Your objective: Restate all the data word for word, leaving nothing out.

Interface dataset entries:

+ + + +

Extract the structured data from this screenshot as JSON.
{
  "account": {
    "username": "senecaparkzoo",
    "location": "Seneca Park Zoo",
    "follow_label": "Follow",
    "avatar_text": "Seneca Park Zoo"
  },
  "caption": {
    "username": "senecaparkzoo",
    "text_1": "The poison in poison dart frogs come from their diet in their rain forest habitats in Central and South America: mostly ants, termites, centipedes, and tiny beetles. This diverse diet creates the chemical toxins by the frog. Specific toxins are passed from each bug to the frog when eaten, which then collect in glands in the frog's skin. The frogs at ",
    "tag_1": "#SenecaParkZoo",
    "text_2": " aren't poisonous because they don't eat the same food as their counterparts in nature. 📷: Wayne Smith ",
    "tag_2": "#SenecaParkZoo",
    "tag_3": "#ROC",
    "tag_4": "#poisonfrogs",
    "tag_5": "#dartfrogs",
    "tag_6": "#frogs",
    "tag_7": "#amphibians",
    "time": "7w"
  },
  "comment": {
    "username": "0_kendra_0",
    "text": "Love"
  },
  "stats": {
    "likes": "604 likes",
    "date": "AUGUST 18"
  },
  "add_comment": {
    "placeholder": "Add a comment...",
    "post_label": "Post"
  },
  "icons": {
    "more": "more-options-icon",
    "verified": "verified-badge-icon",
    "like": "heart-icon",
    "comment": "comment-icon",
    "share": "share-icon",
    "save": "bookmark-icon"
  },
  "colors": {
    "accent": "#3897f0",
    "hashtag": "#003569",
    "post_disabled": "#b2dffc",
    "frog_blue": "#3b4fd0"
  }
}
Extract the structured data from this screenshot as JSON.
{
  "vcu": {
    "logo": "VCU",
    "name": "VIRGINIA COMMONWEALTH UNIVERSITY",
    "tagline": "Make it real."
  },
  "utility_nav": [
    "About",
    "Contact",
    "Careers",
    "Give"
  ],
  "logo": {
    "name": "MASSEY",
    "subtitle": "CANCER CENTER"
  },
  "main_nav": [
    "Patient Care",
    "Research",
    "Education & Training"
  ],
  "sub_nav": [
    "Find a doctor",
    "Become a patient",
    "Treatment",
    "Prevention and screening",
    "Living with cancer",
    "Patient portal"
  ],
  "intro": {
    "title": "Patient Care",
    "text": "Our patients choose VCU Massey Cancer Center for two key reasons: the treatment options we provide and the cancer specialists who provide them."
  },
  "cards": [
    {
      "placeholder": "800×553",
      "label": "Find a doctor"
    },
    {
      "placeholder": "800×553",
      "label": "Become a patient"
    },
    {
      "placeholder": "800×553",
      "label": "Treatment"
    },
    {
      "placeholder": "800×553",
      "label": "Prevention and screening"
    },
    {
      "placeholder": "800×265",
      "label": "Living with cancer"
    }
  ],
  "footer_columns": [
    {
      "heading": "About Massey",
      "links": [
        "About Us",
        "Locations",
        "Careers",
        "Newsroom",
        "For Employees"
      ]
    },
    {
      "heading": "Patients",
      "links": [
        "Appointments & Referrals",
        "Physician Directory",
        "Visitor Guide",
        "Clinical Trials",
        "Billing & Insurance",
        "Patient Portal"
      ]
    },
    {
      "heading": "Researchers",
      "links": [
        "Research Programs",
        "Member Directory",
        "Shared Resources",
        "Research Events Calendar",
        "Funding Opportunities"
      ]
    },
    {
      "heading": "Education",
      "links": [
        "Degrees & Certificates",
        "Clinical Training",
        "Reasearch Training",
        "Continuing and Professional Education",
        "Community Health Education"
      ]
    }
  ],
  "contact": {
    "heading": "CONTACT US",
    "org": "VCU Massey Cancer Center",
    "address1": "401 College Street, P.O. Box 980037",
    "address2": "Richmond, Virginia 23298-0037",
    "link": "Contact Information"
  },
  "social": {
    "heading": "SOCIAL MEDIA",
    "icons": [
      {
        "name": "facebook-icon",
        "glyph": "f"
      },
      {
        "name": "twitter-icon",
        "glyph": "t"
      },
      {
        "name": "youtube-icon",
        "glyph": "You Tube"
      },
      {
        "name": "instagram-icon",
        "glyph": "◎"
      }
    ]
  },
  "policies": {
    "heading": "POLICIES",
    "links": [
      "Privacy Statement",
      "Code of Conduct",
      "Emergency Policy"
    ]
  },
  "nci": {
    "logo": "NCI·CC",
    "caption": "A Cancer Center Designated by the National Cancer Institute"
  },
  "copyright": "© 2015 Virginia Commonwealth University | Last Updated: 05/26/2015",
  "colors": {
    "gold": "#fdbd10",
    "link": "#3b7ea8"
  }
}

+ + + +

Solved problem:
Extract the structured data from this screenshot as JSON.
{
  "account": {
    "username": "senecaparkzoo",
    "location": "Seneca Park Zoo",
    "follow_label": "Follow",
    "avatar_text": "Seneca Park Zoo"
  },
  "caption": {
    "username": "senecaparkzoo",
    "text_1": "The poison in poison dart frogs come from their diet in their rain forest habitats in Central and South America: mostly ants, termites, centipedes, and tiny beetles. This diverse diet creates the chemical toxins by the frog. Specific toxins are passed from each bug to the frog when eaten, which then collect in glands in the frog's skin. The frogs at ",
    "tag_1": "#SenecaParkZoo",
    "text_2": " aren't poisonous because they don't eat the same food as their counterparts in nature. 📷: Wayne Smith ",
    "tag_2": "#SenecaParkZoo",
    "tag_3": "#ROC",
    "tag_4": "#poisonfrogs",
    "tag_5": "#dartfrogs",
    "tag_6": "#frogs",
    "tag_7": "#amphibians",
    "time": "7w"
  },
  "comment": {
    "username": "0_kendra_0",
    "text": "Love"
  },
  "stats": {
    "likes": "604 likes",
    "date": "AUGUST 18"
  },
  "add_comment": {
    "placeholder": "Add a comment...",
    "post_label": "Post"
  },
  "icons": {
    "more": "more-options-icon",
    "verified": "verified-badge-icon",
    "like": "heart-icon",
    "comment": "comment-icon",
    "share": "share-icon",
    "save": "bookmark-icon"
  },
  "colors": {
    "accent": "#3897f0",
    "hashtag": "#003569",
    "post_disabled": "#b2dffc",
    "frog_blue": "#3b4fd0"
  }
}
Extract the structured data from this screenshot as JSON.
{
  "vcu": {
    "logo": "VCU",
    "name": "VIRGINIA COMMONWEALTH UNIVERSITY",
    "tagline": "Make it real."
  },
  "utility_nav": [
    "About",
    "Contact",
    "Careers",
    "Give"
  ],
  "logo": {
    "name": "MASSEY",
    "subtitle": "CANCER CENTER"
  },
  "main_nav": [
    "Patient Care",
    "Research",
    "Education & Training"
  ],
  "sub_nav": [
    "Find a doctor",
    "Become a patient",
    "Treatment",
    "Prevention and screening",
    "Living with cancer",
    "Patient portal"
  ],
  "intro": {
    "title": "Patient Care",
    "text": "Our patients choose VCU Massey Cancer Center for two key reasons: the treatment options we provide and the cancer specialists who provide them."
  },
  "cards": [
    {
      "placeholder": "800×553",
      "label": "Find a doctor"
    },
    {
      "placeholder": "800×553",
      "label": "Become a patient"
    },
    {
      "placeholder": "800×553",
      "label": "Treatment"
    },
    {
      "placeholder": "800×553",
      "label": "Prevention and screening"
    },
    {
      "placeholder": "800×265",
      "label": "Living with cancer"
    }
  ],
  "footer_columns": [
    {
      "heading": "About Massey",
      "links": [
        "About Us",
        "Locations",
        "Careers",
        "Newsroom",
        "For Employees"
      ]
    },
    {
      "heading": "Patients",
      "links": [
        "Appointments & Referrals",
        "Physician Directory",
        "Visitor Guide",
        "Clinical Trials",
        "Billing & Insurance",
        "Patient Portal"
      ]
    },
    {
      "heading": "Researchers",
      "links": [
        "Research Programs",
        "Member Directory",
        "Shared Resources",
        "Research Events Calendar",
        "Funding Opportunities"
      ]
    },
    {
      "heading": "Education",
      "links": [
        "Degrees & Certificates",
        "Clinical Training",
        "Reasearch Training",
        "Continuing and Professional Education",
        "Community Health Education"
      ]
    }
  ],
  "contact": {
    "heading": "CONTACT US",
    "org": "VCU Massey Cancer Center",
    "address1": "401 College Street, P.O. Box 980037",
    "address2": "Richmond, Virginia 23298-0037",
    "link": "Contact Information"
  },
  "social": {
    "heading": "SOCIAL MEDIA",
    "icons": [
      {
        "name": "facebook-icon",
        "glyph": "f"
      },
      {
        "name": "twitter-icon",
        "glyph": "t"
      },
      {
        "name": "youtube-icon",
        "glyph": "You Tube"
      },
      {
        "name": "instagram-icon",
        "glyph": "◎"
      }
    ]
  },
  "policies": {
    "heading": "POLICIES",
    "links": [
      "Privacy Statement",
      "Code of Conduct",
      "Emergency Policy"
    ]
  },
  "nci": {
    "logo": "NCI·CC",
    "caption": "A Cancer Center Designated by the National Cancer Institute"
  },
  "copyright": "© 2015 Virginia Commonwealth University | Last Updated: 05/26/2015",
  "colors": {
    "gold": "#fdbd10",
    "link": "#3b7ea8"
  }
}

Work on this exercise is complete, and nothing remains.